> [EXERCISE OBJECTIVE] Return every line below as is, leaving out the pictures.

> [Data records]
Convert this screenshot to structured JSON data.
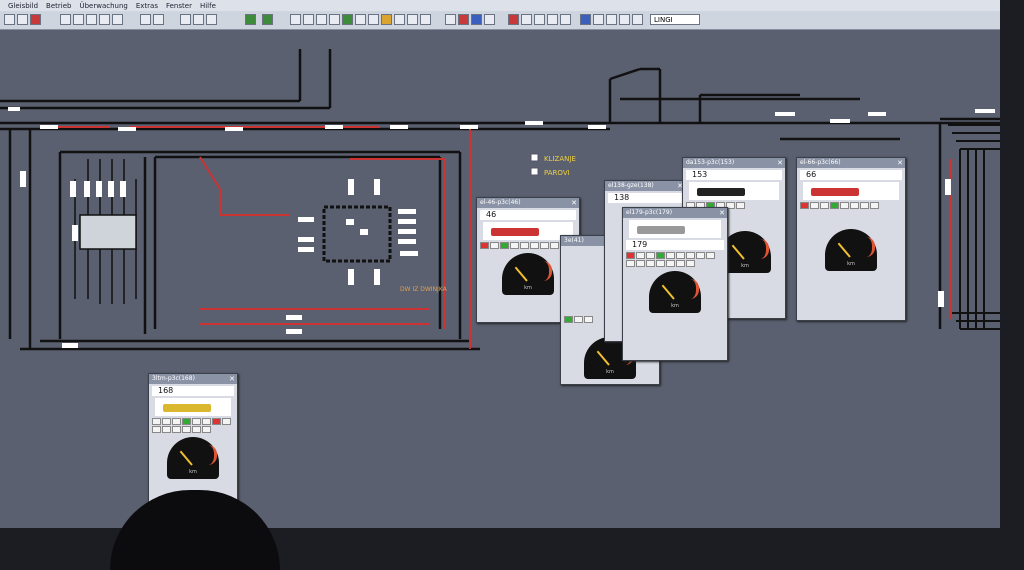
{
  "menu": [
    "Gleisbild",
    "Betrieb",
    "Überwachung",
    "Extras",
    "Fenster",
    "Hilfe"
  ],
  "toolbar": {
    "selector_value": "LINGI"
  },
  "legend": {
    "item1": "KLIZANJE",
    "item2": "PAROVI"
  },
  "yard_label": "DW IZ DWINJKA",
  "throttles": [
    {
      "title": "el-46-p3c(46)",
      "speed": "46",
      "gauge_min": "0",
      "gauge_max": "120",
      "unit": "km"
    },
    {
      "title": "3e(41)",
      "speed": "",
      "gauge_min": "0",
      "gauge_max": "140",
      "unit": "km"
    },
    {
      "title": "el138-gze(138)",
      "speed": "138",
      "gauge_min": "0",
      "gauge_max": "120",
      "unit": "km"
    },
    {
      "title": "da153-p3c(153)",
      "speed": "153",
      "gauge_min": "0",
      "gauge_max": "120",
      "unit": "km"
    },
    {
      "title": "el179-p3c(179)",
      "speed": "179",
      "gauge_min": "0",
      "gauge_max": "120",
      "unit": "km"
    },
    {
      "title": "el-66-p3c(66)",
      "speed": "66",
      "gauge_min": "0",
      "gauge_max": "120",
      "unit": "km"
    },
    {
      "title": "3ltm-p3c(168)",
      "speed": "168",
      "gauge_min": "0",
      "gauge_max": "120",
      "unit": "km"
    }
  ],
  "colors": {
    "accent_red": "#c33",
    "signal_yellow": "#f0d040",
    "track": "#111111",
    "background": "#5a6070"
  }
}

> [OUTPUT FOR THIS TASK]
Convert this screenshot to structured JSON data.
{
  "menu": [
    "Gleisbild",
    "Betrieb",
    "Überwachung",
    "Extras",
    "Fenster",
    "Hilfe"
  ],
  "toolbar": {
    "selector_value": "LINGI"
  },
  "legend": {
    "item1": "KLIZANJE",
    "item2": "PAROVI"
  },
  "yard_label": "DW IZ DWINJKA",
  "throttles": [
    {
      "title": "el-46-p3c(46)",
      "speed": "46",
      "gauge_min": "0",
      "gauge_max": "120",
      "unit": "km"
    },
    {
      "title": "3e(41)",
      "speed": "",
      "gauge_min": "0",
      "gauge_max": "140",
      "unit": "km"
    },
    {
      "title": "el138-gze(138)",
      "speed": "138",
      "gauge_min": "0",
      "gauge_max": "120",
      "unit": "km"
    },
    {
      "title": "da153-p3c(153)",
      "speed": "153",
      "gauge_min": "0",
      "gauge_max": "120",
      "unit": "km"
    },
    {
      "title": "el179-p3c(179)",
      "speed": "179",
      "gauge_min": "0",
      "gauge_max": "120",
      "unit": "km"
    },
    {
      "title": "el-66-p3c(66)",
      "speed": "66",
      "gauge_min": "0",
      "gauge_max": "120",
      "unit": "km"
    },
    {
      "title": "3ltm-p3c(168)",
      "speed": "168",
      "gauge_min": "0",
      "gauge_max": "120",
      "unit": "km"
    }
  ],
  "colors": {
    "accent_red": "#c33",
    "signal_yellow": "#f0d040",
    "track": "#111111",
    "background": "#5a6070"
  }
}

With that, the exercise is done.